**Exercise goal:** Nothing in the records may be left out or altered; reproduce them all exactly.
__________________________________________________
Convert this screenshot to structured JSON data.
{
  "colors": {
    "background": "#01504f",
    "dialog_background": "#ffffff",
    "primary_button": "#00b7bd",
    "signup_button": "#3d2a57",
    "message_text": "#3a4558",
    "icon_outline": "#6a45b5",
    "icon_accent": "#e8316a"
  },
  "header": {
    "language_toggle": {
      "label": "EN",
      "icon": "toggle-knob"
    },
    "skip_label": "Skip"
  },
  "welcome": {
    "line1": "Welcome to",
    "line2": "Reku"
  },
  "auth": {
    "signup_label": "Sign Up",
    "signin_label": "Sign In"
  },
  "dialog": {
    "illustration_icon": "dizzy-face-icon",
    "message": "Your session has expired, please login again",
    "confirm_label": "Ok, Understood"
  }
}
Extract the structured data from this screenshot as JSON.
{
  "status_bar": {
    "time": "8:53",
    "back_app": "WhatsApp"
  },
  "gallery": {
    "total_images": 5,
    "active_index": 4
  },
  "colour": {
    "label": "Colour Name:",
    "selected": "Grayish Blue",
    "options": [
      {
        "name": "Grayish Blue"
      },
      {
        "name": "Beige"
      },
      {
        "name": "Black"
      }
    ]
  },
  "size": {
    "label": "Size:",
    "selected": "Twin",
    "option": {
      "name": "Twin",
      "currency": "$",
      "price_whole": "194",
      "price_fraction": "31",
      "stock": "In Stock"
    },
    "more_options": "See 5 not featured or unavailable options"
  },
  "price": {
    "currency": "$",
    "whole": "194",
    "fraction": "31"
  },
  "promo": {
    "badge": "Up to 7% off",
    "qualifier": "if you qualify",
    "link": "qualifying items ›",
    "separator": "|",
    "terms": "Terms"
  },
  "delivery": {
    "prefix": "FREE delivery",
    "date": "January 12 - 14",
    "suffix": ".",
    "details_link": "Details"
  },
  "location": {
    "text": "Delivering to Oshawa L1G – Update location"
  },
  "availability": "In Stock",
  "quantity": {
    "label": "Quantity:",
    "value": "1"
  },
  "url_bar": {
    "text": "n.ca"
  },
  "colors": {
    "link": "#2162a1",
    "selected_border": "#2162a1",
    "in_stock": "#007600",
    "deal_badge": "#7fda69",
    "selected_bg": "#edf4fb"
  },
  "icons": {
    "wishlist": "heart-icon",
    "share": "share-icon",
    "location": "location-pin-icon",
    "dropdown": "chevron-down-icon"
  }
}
__________________________________________________
**Solution to this task:**
Convert this screenshot to structured JSON data.
{
  "colors": {
    "background": "#01504f",
    "dialog_background": "#ffffff",
    "primary_button": "#00b7bd",
    "signup_button": "#3d2a57",
    "message_text": "#3a4558",
    "icon_outline": "#6a45b5",
    "icon_accent": "#e8316a"
  },
  "header": {
    "language_toggle": {
      "label": "EN",
      "icon": "toggle-knob"
    },
    "skip_label": "Skip"
  },
  "welcome": {
    "line1": "Welcome to",
    "line2": "Reku"
  },
  "auth": {
    "signup_label": "Sign Up",
    "signin_label": "Sign In"
  },
  "dialog": {
    "illustration_icon": "dizzy-face-icon",
    "message": "Your session has expired, please login again",
    "confirm_label": "Ok, Understood"
  }
}
Extract the structured data from this screenshot as JSON.
{
  "status_bar": {
    "time": "8:53",
    "back_app": "WhatsApp"
  },
  "gallery": {
    "total_images": 5,
    "active_index": 4
  },
  "colour": {
    "label": "Colour Name:",
    "selected": "Grayish Blue",
    "options": [
      {
        "name": "Grayish Blue"
      },
      {
        "name": "Beige"
      },
      {
        "name": "Black"
      }
    ]
  },
  "size": {
    "label": "Size:",
    "selected": "Twin",
    "option": {
      "name": "Twin",
      "currency": "$",
      "price_whole": "194",
      "price_fraction": "31",
      "stock": "In Stock"
    },
    "more_options": "See 5 not featured or unavailable options"
  },
  "price": {
    "currency": "$",
    "whole": "194",
    "fraction": "31"
  },
  "promo": {
    "badge": "Up to 7% off",
    "qualifier": "if you qualify",
    "link": "qualifying items ›",
    "separator": "|",
    "terms": "Terms"
  },
  "delivery": {
    "prefix": "FREE delivery",
    "date": "January 12 - 14",
    "suffix": ".",
    "details_link": "Details"
  },
  "location": {
    "text": "Delivering to Oshawa L1G – Update location"
  },
  "availability": "In Stock",
  "quantity": {
    "label": "Quantity:",
    "value": "1"
  },
  "url_bar": {
    "text": "n.ca"
  },
  "colors": {
    "link": "#2162a1",
    "selected_border": "#2162a1",
    "in_stock": "#007600",
    "deal_badge": "#7fda69",
    "selected_bg": "#edf4fb"
  },
  "icons": {
    "wishlist": "heart-icon",
    "share": "share-icon",
    "location": "location-pin-icon",
    "dropdown": "chevron-down-icon"
  }
}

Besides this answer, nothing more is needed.